• _KUTIPAN TEKS_:
-*-*-
Berikut adalah sejumlah catatan KontraS dan Setara Institute, atas Alur Simposium tersebut,

Pertama, Kami prihatin dengan penurunan kualitas proses pertanggung jawaban negara. Simposium ini muncul dari proses penyampaian informasi dan desakan ke negara untuk menuntaskan pelbagai kasus-kasus pelanggaran HAM yang berat dimasa lalu. Namun, dalam kurun satu bulan, sepanjang April 2016, upaya negara diarahkan hanya pada membuat sebuah simposium belaka. Kondisi kasus-kasus pelanggaran HAM sebagaian sudah masuk pada tahap proses hukum, namun mengalami penolakan dari Jaksa Agung, pengalihan pada kampanye rekonsiliasi tanpa dijelaskan secara tertulis apa maksud rekonsiliasi, lalu didiskusikan antara kantor Menko Polhukam dan Wantimpres, dan berujung pada penyelenggaraan Simposium.

Kedua, dalam simposium, dari TOR yang ada, alokasi waktu hanya 2 hari untuk membahas hanya persoalan tragedi Politik 1965, didominasi untuk presentasi para pembicara, dengan tema-tema non hak asasi manusia, tidak didapati alokasi waktu yang cukup atas suara korban. Dengan kata lain, bahwa simposium ini hanya untuk mendengar pendapat berbagai pihak, patut diduga presentasi tersebut justru akan menempatkan pembenaran-pembenaran praktek kekerasan terhadap warga sipil yang seharusnya dilindungi negara. Sementara komposisi perwakilan dari organisisasi korban yang diundang juga tidak jelas.
-*-*-
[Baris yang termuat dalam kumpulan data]
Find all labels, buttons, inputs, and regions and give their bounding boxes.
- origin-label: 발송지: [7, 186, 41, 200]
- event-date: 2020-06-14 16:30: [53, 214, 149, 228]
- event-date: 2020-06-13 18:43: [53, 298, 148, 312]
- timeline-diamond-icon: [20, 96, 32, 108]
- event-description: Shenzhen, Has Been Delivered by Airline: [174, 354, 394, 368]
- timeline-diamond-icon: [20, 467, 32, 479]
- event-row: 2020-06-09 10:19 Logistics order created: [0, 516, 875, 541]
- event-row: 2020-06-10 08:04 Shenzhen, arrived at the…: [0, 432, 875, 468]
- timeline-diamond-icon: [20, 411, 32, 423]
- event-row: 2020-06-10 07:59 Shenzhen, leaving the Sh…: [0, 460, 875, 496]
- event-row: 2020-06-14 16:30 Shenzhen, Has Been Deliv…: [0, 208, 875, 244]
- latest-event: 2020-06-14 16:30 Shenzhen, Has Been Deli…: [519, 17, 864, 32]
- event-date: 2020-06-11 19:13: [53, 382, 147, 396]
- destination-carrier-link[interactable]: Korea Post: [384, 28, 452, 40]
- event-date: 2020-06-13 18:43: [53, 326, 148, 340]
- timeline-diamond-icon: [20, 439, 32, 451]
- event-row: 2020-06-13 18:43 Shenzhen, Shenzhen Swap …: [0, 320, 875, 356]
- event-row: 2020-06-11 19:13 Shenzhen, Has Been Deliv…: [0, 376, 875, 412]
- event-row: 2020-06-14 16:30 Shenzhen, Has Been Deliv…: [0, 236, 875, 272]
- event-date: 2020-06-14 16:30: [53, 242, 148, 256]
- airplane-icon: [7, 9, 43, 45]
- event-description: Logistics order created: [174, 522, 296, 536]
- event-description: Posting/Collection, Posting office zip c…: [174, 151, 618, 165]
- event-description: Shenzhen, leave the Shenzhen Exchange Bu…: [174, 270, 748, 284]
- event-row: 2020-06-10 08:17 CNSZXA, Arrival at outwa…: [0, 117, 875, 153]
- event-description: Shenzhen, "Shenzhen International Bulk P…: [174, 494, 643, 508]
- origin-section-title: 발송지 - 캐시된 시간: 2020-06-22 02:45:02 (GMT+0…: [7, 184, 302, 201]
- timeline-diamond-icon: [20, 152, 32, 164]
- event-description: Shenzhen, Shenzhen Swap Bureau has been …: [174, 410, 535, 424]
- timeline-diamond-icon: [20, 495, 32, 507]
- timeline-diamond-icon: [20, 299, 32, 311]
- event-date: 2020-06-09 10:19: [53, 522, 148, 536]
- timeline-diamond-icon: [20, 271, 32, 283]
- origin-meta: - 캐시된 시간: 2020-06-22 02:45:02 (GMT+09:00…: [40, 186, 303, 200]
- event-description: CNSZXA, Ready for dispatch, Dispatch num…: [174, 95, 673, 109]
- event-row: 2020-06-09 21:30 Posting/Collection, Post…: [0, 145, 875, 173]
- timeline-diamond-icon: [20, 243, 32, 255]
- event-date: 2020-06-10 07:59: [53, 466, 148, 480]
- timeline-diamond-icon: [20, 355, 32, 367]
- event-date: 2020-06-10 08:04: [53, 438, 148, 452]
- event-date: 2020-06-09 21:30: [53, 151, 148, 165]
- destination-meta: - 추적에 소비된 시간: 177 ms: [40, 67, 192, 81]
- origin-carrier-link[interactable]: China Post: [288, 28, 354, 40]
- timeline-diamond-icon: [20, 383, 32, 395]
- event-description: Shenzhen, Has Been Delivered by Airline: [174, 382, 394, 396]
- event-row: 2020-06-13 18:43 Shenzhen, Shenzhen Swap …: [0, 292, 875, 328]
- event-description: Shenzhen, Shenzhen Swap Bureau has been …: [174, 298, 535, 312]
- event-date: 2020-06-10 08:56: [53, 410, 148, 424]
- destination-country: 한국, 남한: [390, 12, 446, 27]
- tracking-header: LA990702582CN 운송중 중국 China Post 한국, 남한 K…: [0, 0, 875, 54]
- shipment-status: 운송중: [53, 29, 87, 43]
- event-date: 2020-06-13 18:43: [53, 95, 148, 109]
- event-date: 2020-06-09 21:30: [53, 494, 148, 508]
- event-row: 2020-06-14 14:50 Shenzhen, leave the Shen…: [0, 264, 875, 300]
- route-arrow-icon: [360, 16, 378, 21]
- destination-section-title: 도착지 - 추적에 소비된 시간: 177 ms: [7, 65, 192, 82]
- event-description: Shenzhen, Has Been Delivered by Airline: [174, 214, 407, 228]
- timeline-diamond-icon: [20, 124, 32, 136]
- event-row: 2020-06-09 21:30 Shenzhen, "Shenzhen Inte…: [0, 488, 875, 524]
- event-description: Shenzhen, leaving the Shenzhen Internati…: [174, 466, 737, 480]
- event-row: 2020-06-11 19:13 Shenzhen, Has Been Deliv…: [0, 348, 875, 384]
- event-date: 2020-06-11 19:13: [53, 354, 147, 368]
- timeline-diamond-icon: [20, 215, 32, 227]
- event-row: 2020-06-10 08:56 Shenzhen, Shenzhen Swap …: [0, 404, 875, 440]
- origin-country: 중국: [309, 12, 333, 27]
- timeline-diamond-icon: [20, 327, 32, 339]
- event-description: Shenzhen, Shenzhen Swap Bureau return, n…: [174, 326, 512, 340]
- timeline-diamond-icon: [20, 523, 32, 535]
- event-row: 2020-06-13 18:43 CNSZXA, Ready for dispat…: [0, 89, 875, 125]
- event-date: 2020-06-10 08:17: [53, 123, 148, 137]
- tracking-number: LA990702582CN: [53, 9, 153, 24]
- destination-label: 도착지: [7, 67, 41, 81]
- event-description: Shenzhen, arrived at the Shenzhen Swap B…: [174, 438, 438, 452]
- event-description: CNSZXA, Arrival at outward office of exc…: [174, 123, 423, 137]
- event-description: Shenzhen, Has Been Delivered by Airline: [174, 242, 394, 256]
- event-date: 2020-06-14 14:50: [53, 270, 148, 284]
-*-*-
• _INSTRUKSI TERTULIS A_:
Kutip bagian teks tentang simposium yang berada di antara "Pertama, Kami prihatin" dan "pada penyelenggaraan Simposium.", termasuk kedua batas itu.
• _INSTRUKSI TERTULIS B_:
Jawab pertanyaan berikut berdasarkan teks tentang simposium.
(i) Sepanjang bulan dan tahun apa upaya negara diarahkan hanya pada membuat sebuah simposium?
(ii) Berapa hari alokasi waktu simposium menurut TOR yang ada?
(iii) Persoalan apa yang dibahas dalam simposium itu?
• _INSTRUKSI TERTULIS C_:
Teruskan teks tentang simposium, dimulai setelah kalimat terakhirnya.
Baris-baris data ini tidak diperlukan.

• _JAWABAN A_:
Pertama, Kami prihatin dengan penurunan kualitas proses pertanggung jawaban negara. Simposium ini muncul dari proses penyampaian informasi dan desakan ke negara untuk menuntaskan pelbagai kasus-kasus pelanggaran HAM yang berat dimasa lalu. Namun, dalam kurun satu bulan, sepanjang April 2016, upaya negara diarahkan hanya pada membuat sebuah simposium belaka. Kondisi kasus-kasus pelanggaran HAM sebagaian sudah masuk pada tahap proses hukum, namun mengalami penolakan dari Jaksa Agung, pengalihan pada kampanye rekonsiliasi tanpa dijelaskan secara tertulis apa maksud rekonsiliasi, lalu didiskusikan antara kantor Menko Polhukam dan Wantimpres, dan berujung pada penyelenggaraan Simposium.

• _JAWABAN B_:
(i) April 2016
(ii) 2 hari
(iii) Persoalan tragedi Politik 1965

• _JAWABAN C_:
Ketiga, Jika dilihat dari tujuan sebagaimana disampaikan dalam TOR, proses simposium ini bisa mengaburkan kemajuan-kemajuan yang sudah dengan penuh perjuangan dilakukan oleh korban-korban. Dalam TOR disebutkan, “ menghasilkan rekomendasi bagi pemerintah untuk menyelesaikan secara komprehensif kasus pelanggaran berat hak asasi manusia dalam tragedi kemanusiaan 1965 (konsep pemulihan korban, rehabilitasi korban, dll). Khusus untuk peristiwa 1965, sudah ada keputusan hukum dan politik yang seharusnya dijalankan oleh Pemerintah, tanpa perlu di-simposium-kan lagi,

  • Pada 12 Juni 2003, Mahkamah Agung, KMA/403/VI/2003-perihal permohonan rehabilitasi. Dalam surat yang ditujukan kepada Presiden tersebut, Mahkamah Agung mengatakan bahwa dengan dilandasi keinginan untuk memberikan penyelesaian dan kepastian hukum yang dapat memulihkan status dan harkat mereka sebagai warga Negara yang sama, serta didorong oleh semangat rekonsiliasi bangsa kita, maka Mahkamah Agung dengan ini memberikan pendapat dan mengharapkan kesediaan Saudara Presiden untuk mempertimbangkan dan mengambil langkah-langkah konkrit kearah penyelesaian tuntutan yang sangat diharapkan tersebut.
  • Pada 20 Juli 2003, DPR RI dengan Surat Nomor: KS.02/3947/DPR-RI/2003 meminta Presiden untuk menindaklanjuti Surat Keputusan Mahkamah Agung dan memberikan perhatian dan penyelesaian sebagaimana mestinya sesuai dengan peraturan perundang-undangan yang berlaku.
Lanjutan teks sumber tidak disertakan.